- [Task objective]:
Pick out the lines in the listing below that contain the word "Kaliszewska" and copy them.

- [Data records]:
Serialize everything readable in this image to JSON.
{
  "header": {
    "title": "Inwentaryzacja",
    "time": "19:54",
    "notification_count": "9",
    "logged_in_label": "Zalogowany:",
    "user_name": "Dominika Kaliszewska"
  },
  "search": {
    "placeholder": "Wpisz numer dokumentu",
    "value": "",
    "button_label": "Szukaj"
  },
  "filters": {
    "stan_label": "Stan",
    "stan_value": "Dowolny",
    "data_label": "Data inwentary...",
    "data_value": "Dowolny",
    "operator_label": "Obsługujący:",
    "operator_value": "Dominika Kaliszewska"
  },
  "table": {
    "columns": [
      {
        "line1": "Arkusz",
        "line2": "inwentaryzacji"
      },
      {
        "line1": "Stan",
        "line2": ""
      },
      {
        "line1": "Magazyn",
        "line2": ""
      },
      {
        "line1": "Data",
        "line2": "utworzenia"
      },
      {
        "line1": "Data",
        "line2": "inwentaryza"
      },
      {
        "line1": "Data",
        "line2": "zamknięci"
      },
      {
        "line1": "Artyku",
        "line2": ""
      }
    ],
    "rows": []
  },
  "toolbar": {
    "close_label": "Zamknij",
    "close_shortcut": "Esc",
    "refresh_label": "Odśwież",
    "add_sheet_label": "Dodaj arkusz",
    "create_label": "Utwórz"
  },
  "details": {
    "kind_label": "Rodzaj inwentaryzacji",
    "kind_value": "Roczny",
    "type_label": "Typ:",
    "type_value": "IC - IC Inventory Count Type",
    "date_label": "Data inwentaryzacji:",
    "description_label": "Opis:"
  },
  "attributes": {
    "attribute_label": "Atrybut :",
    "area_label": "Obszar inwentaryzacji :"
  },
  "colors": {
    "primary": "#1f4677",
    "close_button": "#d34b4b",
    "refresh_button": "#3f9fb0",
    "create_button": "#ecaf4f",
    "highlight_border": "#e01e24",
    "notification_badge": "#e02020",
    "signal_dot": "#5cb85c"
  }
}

- [Task answer]:
    "user_name": "Dominika Kaliszewska"
    "operator_value": "Dominika Kaliszewska"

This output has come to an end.